● **Exercise task 1**: Summarize the excerpt on Ohio's long-arm statute in two sentences.
● **Exercise task 2**:
Answer these questions from the excerpt on Ohio's long-arm statute:
(a) Which civil rule complements R.C. 2307.382(A)(1)?
(b) According to the quotation from Wayne Cty. Bur. of Support v. Wolfe, what is the test for minimum contacts not susceptible to?
(c) What volume and edition of Ohio Jurisprudence does U.S. Sprint quote?

● **Source excerpt**:
The complementary provisions of Ohio's "long-arm" statute, R.C. 2307.382(A)(1) and Civ.R. 4.3(A)(1), authorize a court to exercise personal jurisdiction over a nonresident defendant and provides for service of process to effectuate that jurisdiction when the cause of action arises from the nonresident defendant's "[t]ransacting any business in this state[.]" Because the [t]ransacting any business" phrase is so broad, the statute and rule have engendered cases which have been resolved on " 'highly particularized fact situations, thus rendering any generalization unwarranted.' " U.S. Sprint, supra, 68 Ohio St.3d at 185, 624 N.E.2d at 1052, quoting 22 Ohio Jurisprudence 3d (1980) 430, Courts and Judges, Section 280; see, also, Wayne Cty. Bur. of Support v. Wolfe (1991), 71 Ohio App.3d 765, 769, 595 N.E.2d 421, 424 ("test for minimum contacts is not susceptible to mechanical application; rather, the facts of each case must be weighed to determine whether the requisite affiliating circumstances are present").

● **Information given**:
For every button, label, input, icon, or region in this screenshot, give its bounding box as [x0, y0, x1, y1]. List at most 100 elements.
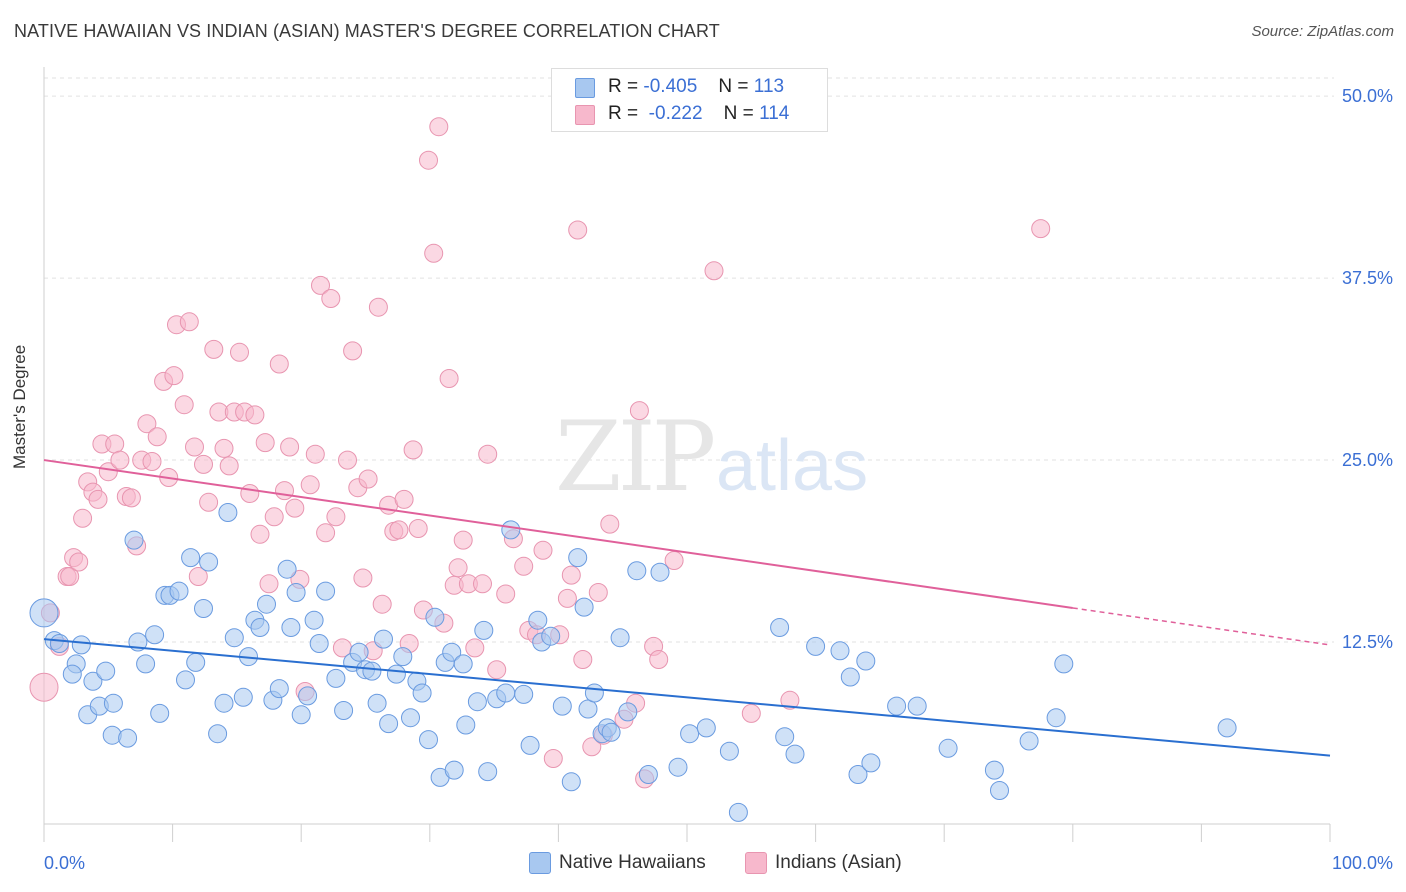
- indians-asian-point: [188, 567, 208, 586]
- indians-asian-point: [259, 574, 279, 594]
- blue-swatch: [575, 78, 595, 98]
- indians-asian-point: [368, 297, 388, 317]
- indians-asian-point: [429, 117, 449, 137]
- r-value: -0.405: [643, 76, 698, 97]
- native-hawaiians-point: [412, 683, 432, 703]
- indians-asian-point: [561, 565, 581, 585]
- native-hawaiians-point: [62, 664, 82, 684]
- indians-asian-point: [300, 475, 320, 495]
- n-label: N =: [723, 103, 754, 124]
- native-hawaiians-point: [118, 728, 138, 748]
- native-hawaiians-point: [861, 753, 881, 773]
- native-hawaiians-point: [696, 718, 716, 738]
- native-hawaiians-point: [269, 679, 289, 699]
- native-hawaiians-point: [186, 652, 206, 672]
- indians-asian-point: [98, 462, 118, 482]
- indians-asian-point: [240, 484, 260, 503]
- native-hawaiians-point: [362, 661, 382, 681]
- indians-asian-point: [704, 261, 724, 281]
- indians-asian-point: [311, 275, 330, 295]
- y-tick-label: 25.0%: [1342, 450, 1393, 470]
- indians-asian-point: [496, 584, 516, 604]
- native-hawaiians-point: [907, 696, 927, 716]
- native-hawaiians-point: [419, 730, 438, 750]
- native-hawaiians-point: [627, 561, 647, 581]
- native-hawaiians-point: [286, 583, 306, 602]
- native-hawaiians-point: [541, 626, 561, 646]
- indians-asian-point: [408, 519, 428, 538]
- native-hawaiians-point: [520, 735, 540, 755]
- native-hawaiians-point: [444, 760, 464, 780]
- indians-asian-point: [741, 703, 761, 723]
- indians-asian-point: [204, 339, 224, 359]
- native-hawaiians-point: [680, 724, 700, 744]
- native-hawaiians-point: [277, 559, 297, 579]
- indians-asian-point: [557, 588, 577, 608]
- indians-asian-point: [60, 567, 80, 586]
- native-hawaiians-point: [1019, 731, 1039, 751]
- indians-asian-point: [338, 450, 357, 470]
- native-hawaiians-point: [856, 651, 876, 671]
- indians-asian-point: [403, 440, 423, 460]
- native-hawaiians-point: [393, 647, 413, 667]
- indians-asian-point: [142, 452, 162, 471]
- indians-asian-point: [110, 450, 130, 470]
- native-hawaiians-point: [568, 548, 588, 568]
- native-hawaiians-point: [145, 625, 165, 645]
- native-hawaiians-point: [367, 693, 387, 713]
- indians-asian-point: [389, 520, 409, 540]
- native-hawaiians-point: [610, 628, 630, 648]
- indians-asian-point: [199, 492, 219, 512]
- indians-asian-point: [185, 437, 204, 457]
- native-hawaiians-point: [848, 765, 868, 784]
- indians-asian-point: [179, 312, 199, 332]
- native-hawaiians-point: [96, 661, 116, 681]
- native-hawaiians-point: [181, 548, 201, 568]
- legend-label: Native Hawaiians: [559, 852, 706, 873]
- indians-asian-point: [321, 289, 341, 308]
- watermark-atlas: atlas: [716, 426, 868, 506]
- indians-asian-point: [424, 243, 444, 263]
- indians-asian-point: [487, 660, 507, 680]
- indians-asian-point: [1031, 219, 1051, 239]
- native-hawaiians-point: [638, 765, 658, 784]
- native-hawaiians-point: [561, 772, 581, 792]
- native-hawaiians-point: [618, 702, 638, 722]
- indians-asian-point: [600, 514, 620, 534]
- indians-asian-point: [629, 401, 649, 421]
- native-hawaiians-point: [728, 802, 748, 822]
- native-hawaiians-point: [176, 670, 195, 690]
- gridlines: [44, 77, 1334, 643]
- indians-asian-point: [473, 574, 492, 594]
- native-hawaiians-point: [496, 683, 516, 703]
- native-hawaiians-point: [785, 744, 805, 764]
- indians-asian-point: [478, 444, 498, 464]
- native-hawaiians-point: [379, 714, 399, 734]
- indians-asian-point: [582, 737, 602, 757]
- native-hawaiians-point: [309, 634, 329, 653]
- native-hawaiians-point: [250, 618, 270, 637]
- legend-label: Indians (Asian): [775, 852, 902, 873]
- native-hawaiians-point: [442, 642, 462, 662]
- source-credit: Source: ZipAtlas.com: [1251, 23, 1394, 40]
- indians-asian-point: [453, 530, 473, 550]
- indians-asian-point: [543, 749, 563, 768]
- native-hawaiians-point: [840, 667, 860, 687]
- native-hawaiians-point: [453, 654, 473, 674]
- native-hawaiians-point: [374, 629, 393, 649]
- indians-asian-point: [69, 552, 89, 572]
- native-hawaiians-point: [514, 684, 534, 704]
- indians-asian-point: [88, 489, 108, 509]
- native-hawaiians-point: [334, 701, 354, 720]
- indians-asian-point: [514, 556, 534, 576]
- native-hawaiians-point: [199, 552, 219, 572]
- native-hawaiians-point: [601, 722, 621, 742]
- native-hawaiians-point: [304, 610, 324, 630]
- native-hawaiians-point: [1046, 708, 1066, 728]
- y-tick-label: 50.0%: [1342, 86, 1393, 106]
- native-hawaiians-point: [528, 610, 548, 630]
- native-hawaiians-point: [887, 696, 907, 716]
- indians-asian-point: [316, 523, 336, 543]
- indians-asian-point: [343, 341, 363, 361]
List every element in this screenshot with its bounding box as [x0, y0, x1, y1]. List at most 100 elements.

● **Reply 1**: R.C. 2307.382(A)(1) and Civ.R. 4.3(A)(1) authorize an Ohio court to exercise personal jurisdiction over a nonresident defendant, and provide for service of process, when the cause of action arises from that defendant's transacting any business in the state. Because the phrase "transacting any business" is so broad, cases under the statute and rule have been resolved on highly particularized fact situations, rendering any generalization unwarranted.

● **Reply 2**:
(a) Civ.R. 4.3(A)(1)
(b) Mechanical application
(c) 22 Ohio Jurisprudence 3d (1980)